**YOUR GOAL**
Please reproduce the part of the mailing list reply on IOMMU dirty tracking between "Re: [PATCH RFCv2" and "the dirty data.", inclusive.
======== PROVIDED PASSAGE
Re: [PATCH RFCv2 04/24] iommu: Add iommu_domain ops for dirty tracking

[Date Prev][Date Next][Thread Prev][Thread Next][Date Index][Thread Index]

 



On 19/05/2023 2:43 pm, Joao Martins wrote:
On 19/05/2023 14:22, Robin Murphy wrote:
On 2023-05-18 21:46, Joao Martins wrote:
Add to iommu domain operations a set of callbacks to perform dirty
tracking, particulary to start and stop tracking and finally to read and
clear the dirty data.

Drivers are generally expected to dynamically change its translation
structures to toggle the tracking and flush some form of control state
structure that stands in the IOVA translation path. Though it's not
mandatory, as drivers will be enable dirty tracking at boot, and just flush
the IO pagetables when setting dirty tracking.  For each of the newly added
IOMMU core APIs:

.supported_flags[IOMMU_DOMAIN_F_ENFORCE_DIRTY]: Introduce a set of flags
that enforce certain restrictions in the iommu_domain object. For dirty
tracking this means that when IOMMU_DOMAIN_F_ENFORCE_DIRTY is set via its
helper iommu_domain_set_flags(...) devices attached via attach_dev will
fail on devices that do *not* have dirty tracking supported. IOMMU drivers
that support dirty tracking should advertise this flag, while enforcing
that dirty tracking is supported by the device in its .attach_dev iommu op.

Eww, no. For an internal thing, just call ->capable() - I mean, you're literally
adding this feature as one of its caps...

However I'm not sure if we even need that - domains which don't support dirty
tracking should just not expose the ops, and thus it ought to be inherently
obvious.

OK.

I'm guessing most of the weirdness here is implicitly working around the
enabled-from-the-start scenario on SMMUv3:

It has nothing to do with SMMUv3. This is to futureproof the case where the
IOMMU capabilities are not homogeneous, even though, it isn't the case today.

Indeed, but in practice SMMUv3 is the only case where you're realistically likely to see heterogenous dirty-tracking support across instances, and the one where it's most problematic to do things with a domain immediately after allocation.

iommu_domain_alloc() is the last piece of the puzzle in terms of updating the public IOMMU API to the modern multi-instance model, and we're working towards the point where it will be able to return a fully functional domain right off the bat. Thus I'm not keen on building more APIs around the current behviour which would become obsolete all too soon and need to be unpicked again. The domain_alloc_user stuff is a glimpse of the future, so if you're happy to focus on the IOMMUFD case for now and build on that model for the initial concept, that's great - by the time anyone comes up with a reason for generalising it further, the rest of the API should have caught up.
================
======== SUPPLIED DATA
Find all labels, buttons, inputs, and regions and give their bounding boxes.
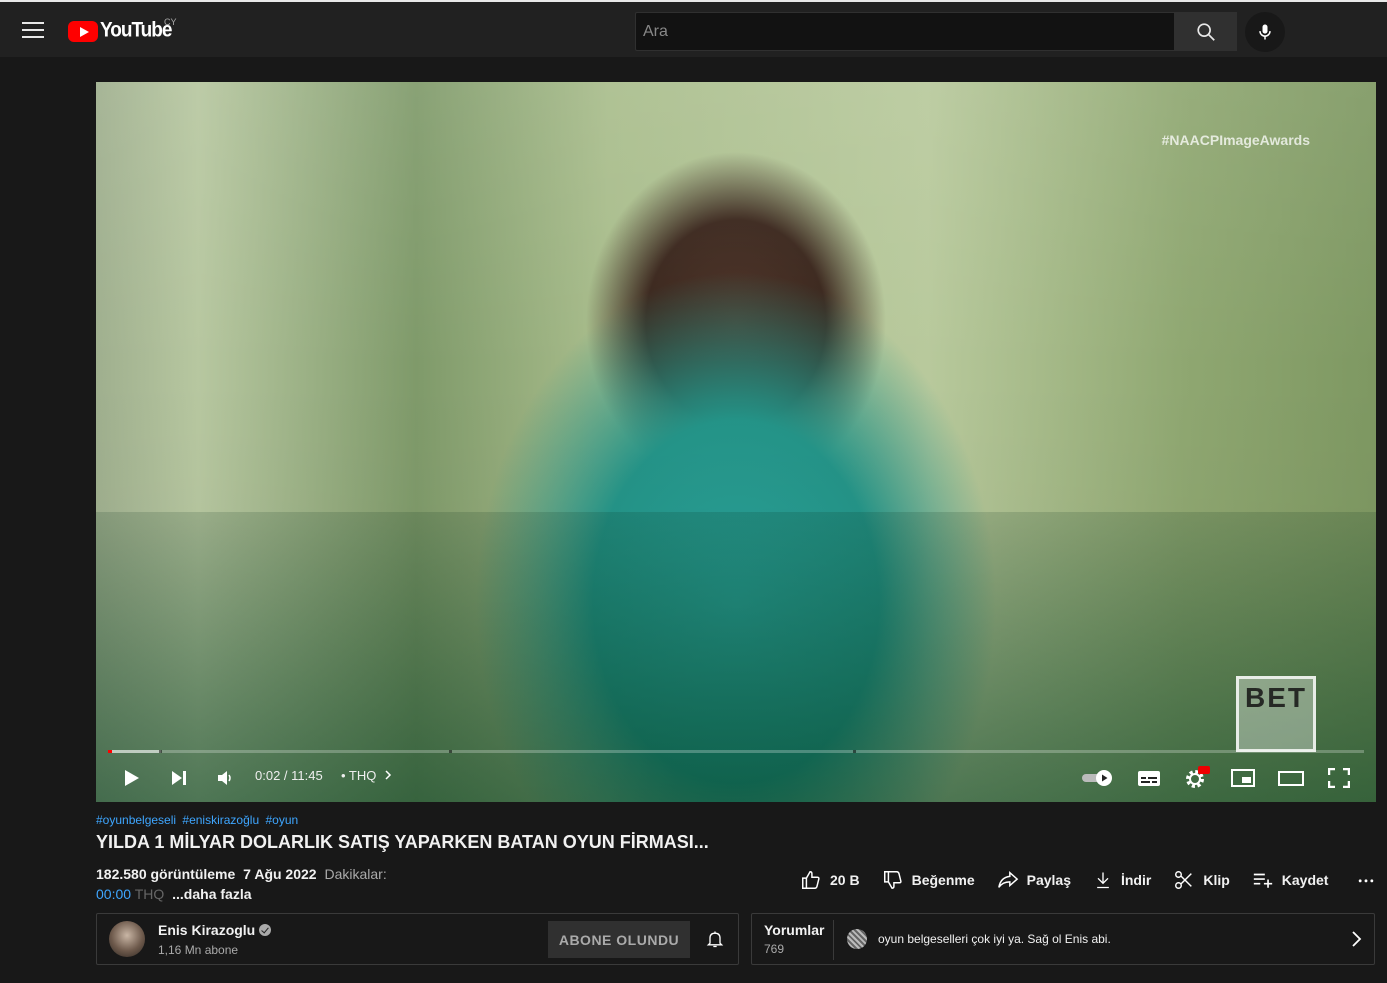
================
**EXPECTED ANSWER**
Re: [PATCH RFCv2 04/24] iommu: Add iommu_domain ops for dirty tracking

[Date Prev][Date Next][Thread Prev][Thread Next][Date Index][Thread Index]

 



On 19/05/2023 2:43 pm, Joao Martins wrote:
On 19/05/2023 14:22, Robin Murphy wrote:
On 2023-05-18 21:46, Joao Martins wrote:
Add to iommu domain operations a set of callbacks to perform dirty
tracking, particulary to start and stop tracking and finally to read and
clear the dirty data.